==== Data lines ====

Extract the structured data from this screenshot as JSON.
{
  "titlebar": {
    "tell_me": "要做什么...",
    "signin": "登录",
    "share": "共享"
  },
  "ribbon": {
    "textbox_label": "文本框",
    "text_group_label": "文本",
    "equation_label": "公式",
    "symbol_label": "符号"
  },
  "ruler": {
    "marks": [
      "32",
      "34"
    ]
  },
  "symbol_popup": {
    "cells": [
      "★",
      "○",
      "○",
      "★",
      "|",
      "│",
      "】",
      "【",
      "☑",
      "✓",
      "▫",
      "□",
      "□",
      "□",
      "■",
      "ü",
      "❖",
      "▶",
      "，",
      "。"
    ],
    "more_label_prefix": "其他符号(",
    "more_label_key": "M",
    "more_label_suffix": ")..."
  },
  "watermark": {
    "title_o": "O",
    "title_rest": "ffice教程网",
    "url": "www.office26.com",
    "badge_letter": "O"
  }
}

====

● What is asked
Quote the entire listing above exactly.

● Answer in full
Extract the structured data from this screenshot as JSON.
{
  "titlebar": {
    "tell_me": "要做什么...",
    "signin": "登录",
    "share": "共享"
  },
  "ribbon": {
    "textbox_label": "文本框",
    "text_group_label": "文本",
    "equation_label": "公式",
    "symbol_label": "符号"
  },
  "ruler": {
    "marks": [
      "32",
      "34"
    ]
  },
  "symbol_popup": {
    "cells": [
      "★",
      "○",
      "○",
      "★",
      "|",
      "│",
      "】",
      "【",
      "☑",
      "✓",
      "▫",
      "□",
      "□",
      "□",
      "■",
      "ü",
      "❖",
      "▶",
      "，",
      "。"
    ],
    "more_label_prefix": "其他符号(",
    "more_label_key": "M",
    "more_label_suffix": ")..."
  },
  "watermark": {
    "title_o": "O",
    "title_rest": "ffice教程网",
    "url": "www.office26.com",
    "badge_letter": "O"
  }
}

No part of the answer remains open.